◆ What to do ◆
Look through the data for the string "about". Copy every line where it is found.

+ + + + +

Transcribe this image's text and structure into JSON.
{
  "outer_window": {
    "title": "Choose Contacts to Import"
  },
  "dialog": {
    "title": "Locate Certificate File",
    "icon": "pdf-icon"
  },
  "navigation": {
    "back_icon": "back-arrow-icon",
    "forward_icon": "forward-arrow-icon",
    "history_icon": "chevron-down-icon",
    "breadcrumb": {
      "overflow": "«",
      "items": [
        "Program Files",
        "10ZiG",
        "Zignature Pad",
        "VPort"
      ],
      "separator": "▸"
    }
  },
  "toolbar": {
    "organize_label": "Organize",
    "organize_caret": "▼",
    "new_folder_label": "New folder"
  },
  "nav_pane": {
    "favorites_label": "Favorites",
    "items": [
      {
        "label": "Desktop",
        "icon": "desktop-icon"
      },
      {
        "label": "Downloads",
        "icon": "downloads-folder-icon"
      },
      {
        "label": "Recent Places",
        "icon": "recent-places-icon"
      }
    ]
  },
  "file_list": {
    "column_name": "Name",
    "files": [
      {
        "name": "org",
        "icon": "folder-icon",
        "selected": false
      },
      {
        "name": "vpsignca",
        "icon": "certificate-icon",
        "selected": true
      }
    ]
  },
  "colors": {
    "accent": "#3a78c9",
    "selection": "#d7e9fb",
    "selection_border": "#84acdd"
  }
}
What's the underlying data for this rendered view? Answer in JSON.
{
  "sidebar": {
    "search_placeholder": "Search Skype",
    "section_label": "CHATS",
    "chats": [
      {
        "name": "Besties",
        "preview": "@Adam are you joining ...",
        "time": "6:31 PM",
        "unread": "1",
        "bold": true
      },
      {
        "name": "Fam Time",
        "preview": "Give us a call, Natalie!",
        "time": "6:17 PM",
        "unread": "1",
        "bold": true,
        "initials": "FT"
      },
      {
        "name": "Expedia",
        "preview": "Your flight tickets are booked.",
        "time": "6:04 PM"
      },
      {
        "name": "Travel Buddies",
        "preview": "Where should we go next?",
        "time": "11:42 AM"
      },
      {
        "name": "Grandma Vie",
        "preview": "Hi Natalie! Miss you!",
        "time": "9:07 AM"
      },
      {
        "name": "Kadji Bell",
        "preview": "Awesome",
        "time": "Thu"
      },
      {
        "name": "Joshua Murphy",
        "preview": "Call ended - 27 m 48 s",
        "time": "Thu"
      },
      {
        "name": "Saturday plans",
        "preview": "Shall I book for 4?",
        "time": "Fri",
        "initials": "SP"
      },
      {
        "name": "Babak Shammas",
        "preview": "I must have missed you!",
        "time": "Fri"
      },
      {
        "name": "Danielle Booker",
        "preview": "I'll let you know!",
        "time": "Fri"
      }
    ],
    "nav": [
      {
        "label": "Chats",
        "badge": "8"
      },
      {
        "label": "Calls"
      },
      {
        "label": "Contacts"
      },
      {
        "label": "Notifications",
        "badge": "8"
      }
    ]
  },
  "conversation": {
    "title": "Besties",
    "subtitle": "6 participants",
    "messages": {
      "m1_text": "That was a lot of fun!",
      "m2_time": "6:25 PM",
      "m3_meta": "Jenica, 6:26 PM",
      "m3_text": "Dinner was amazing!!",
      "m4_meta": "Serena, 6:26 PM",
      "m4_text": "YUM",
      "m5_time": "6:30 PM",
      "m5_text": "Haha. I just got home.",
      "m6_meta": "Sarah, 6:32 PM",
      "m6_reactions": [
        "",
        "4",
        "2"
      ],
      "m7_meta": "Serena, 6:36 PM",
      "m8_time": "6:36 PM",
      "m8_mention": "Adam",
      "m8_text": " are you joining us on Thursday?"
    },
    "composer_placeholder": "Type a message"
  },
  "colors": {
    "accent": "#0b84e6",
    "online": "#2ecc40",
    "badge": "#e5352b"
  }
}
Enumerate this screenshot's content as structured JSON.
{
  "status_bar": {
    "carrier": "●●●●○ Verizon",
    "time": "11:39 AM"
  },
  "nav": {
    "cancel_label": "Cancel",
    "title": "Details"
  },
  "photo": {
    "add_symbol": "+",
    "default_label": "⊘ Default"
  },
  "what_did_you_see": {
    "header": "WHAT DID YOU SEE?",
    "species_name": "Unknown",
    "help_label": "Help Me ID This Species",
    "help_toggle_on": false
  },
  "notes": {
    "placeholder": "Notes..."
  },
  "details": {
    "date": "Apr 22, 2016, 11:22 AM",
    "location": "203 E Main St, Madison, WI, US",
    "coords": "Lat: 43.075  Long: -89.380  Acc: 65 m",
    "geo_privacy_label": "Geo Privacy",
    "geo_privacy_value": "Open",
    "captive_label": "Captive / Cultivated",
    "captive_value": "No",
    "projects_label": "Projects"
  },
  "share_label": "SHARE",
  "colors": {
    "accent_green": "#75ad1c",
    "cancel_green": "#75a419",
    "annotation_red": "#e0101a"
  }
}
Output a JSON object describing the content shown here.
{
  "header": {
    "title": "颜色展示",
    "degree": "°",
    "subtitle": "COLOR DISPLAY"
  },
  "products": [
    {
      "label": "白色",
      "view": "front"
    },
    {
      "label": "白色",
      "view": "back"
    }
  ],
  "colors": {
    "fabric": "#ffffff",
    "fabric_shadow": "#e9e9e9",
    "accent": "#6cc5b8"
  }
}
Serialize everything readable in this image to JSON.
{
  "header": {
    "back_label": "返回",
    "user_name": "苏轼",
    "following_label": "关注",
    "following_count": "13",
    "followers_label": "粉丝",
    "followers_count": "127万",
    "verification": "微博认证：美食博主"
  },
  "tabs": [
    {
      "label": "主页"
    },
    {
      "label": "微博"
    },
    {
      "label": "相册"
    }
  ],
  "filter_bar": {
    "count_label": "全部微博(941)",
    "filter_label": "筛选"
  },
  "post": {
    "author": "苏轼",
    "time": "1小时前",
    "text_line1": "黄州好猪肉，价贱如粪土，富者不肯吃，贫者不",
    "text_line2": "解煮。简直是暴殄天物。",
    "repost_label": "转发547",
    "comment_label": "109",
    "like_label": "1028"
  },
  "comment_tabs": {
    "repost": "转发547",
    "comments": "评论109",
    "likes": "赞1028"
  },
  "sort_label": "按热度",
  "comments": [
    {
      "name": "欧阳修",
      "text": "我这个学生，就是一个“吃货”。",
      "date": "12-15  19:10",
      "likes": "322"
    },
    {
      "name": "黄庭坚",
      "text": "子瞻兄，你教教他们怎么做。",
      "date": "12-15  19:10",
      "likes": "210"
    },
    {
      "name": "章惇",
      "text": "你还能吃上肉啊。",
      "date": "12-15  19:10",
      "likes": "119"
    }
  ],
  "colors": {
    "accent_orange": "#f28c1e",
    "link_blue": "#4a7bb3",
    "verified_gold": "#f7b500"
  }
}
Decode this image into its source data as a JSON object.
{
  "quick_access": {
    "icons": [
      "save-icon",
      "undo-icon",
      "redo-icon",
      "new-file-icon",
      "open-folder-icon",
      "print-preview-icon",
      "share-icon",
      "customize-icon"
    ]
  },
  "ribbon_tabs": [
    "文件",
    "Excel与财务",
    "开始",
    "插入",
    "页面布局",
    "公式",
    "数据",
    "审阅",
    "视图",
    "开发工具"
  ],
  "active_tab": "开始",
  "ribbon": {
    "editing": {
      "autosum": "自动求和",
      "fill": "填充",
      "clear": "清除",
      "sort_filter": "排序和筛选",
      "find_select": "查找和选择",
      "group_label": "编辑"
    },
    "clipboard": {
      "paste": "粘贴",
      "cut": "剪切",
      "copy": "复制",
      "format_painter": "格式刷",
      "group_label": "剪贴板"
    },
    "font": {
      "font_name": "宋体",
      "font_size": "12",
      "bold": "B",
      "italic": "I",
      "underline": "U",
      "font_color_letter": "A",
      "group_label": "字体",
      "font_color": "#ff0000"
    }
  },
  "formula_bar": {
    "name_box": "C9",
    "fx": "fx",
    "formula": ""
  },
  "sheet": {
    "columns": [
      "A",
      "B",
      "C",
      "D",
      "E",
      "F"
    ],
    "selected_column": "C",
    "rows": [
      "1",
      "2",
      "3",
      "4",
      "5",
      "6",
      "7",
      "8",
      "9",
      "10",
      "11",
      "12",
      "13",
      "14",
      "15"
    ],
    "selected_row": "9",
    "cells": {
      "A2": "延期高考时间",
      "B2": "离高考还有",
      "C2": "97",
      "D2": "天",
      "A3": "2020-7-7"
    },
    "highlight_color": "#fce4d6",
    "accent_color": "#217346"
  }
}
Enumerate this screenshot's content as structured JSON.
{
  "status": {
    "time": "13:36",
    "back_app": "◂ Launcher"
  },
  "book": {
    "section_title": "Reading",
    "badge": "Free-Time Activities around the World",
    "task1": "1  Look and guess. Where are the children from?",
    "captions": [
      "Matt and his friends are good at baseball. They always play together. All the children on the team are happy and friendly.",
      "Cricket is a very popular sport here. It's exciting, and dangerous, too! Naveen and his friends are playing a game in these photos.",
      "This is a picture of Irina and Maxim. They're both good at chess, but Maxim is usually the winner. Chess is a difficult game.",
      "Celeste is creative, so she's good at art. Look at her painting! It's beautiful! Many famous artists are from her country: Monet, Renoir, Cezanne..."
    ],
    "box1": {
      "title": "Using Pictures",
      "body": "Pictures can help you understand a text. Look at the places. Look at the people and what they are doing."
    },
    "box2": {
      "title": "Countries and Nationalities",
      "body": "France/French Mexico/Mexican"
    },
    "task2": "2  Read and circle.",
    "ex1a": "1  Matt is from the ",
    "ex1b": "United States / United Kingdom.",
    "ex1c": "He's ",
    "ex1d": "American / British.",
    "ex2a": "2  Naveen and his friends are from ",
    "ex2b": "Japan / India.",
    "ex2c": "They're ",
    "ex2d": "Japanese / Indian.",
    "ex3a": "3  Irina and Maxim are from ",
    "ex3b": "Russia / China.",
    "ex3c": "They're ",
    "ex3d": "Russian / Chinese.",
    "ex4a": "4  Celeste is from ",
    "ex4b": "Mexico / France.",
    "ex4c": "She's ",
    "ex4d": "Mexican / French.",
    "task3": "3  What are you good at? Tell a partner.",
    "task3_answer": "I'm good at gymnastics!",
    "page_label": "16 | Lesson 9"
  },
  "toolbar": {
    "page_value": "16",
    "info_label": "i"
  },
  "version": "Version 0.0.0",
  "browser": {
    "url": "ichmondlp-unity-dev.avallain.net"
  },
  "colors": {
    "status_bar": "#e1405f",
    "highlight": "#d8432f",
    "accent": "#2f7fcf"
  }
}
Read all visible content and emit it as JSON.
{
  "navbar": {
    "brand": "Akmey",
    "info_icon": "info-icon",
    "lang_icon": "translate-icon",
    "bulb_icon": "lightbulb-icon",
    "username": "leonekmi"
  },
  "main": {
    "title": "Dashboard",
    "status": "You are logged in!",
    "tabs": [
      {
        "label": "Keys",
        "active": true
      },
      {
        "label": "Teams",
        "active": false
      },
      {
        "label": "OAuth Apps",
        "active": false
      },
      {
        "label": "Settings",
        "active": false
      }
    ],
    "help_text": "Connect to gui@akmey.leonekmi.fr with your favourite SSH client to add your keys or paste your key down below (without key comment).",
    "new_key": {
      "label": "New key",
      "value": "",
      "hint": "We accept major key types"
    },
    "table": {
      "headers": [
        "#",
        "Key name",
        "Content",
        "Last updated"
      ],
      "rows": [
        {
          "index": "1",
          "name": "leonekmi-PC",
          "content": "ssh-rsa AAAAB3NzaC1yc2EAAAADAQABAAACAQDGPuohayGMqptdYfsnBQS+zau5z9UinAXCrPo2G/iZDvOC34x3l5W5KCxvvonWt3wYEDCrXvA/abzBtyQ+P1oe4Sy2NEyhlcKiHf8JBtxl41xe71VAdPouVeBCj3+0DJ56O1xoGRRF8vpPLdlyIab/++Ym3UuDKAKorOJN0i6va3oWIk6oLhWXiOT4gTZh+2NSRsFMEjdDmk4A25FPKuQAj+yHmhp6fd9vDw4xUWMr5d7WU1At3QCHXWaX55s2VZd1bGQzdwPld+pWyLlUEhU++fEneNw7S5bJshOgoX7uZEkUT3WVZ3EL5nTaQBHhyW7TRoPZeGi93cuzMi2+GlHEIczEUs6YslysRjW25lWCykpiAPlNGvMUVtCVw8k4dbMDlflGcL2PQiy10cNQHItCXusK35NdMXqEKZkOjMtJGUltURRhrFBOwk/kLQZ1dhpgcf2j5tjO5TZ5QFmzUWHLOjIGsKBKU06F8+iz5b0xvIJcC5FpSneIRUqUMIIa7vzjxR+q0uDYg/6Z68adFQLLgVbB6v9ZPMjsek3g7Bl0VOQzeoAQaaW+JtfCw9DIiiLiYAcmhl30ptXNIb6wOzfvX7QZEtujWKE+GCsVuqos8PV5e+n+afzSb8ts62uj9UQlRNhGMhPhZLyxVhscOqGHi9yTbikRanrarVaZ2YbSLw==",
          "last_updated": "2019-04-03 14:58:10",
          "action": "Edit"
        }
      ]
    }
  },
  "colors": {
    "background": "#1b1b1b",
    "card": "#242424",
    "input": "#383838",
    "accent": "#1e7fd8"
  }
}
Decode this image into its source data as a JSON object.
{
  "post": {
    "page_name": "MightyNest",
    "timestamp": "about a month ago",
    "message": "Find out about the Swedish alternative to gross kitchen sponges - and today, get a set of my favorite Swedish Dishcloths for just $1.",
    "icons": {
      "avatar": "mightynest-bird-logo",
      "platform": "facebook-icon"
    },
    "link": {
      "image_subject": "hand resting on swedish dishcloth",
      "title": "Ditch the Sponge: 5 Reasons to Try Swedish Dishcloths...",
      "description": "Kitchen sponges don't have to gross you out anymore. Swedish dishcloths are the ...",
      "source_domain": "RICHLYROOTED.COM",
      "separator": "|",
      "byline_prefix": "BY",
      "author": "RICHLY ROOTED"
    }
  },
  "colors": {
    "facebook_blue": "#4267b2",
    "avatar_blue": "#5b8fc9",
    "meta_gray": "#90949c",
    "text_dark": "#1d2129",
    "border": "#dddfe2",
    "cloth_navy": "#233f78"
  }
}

+ + + + +

◆ Solution to the problem ◆
    "timestamp": "about a month ago",
    "message": "Find out about the Swedish alternative to gross kitchen sponges - and today, get a set of my favorite Swedish Dishcloths for just $1.",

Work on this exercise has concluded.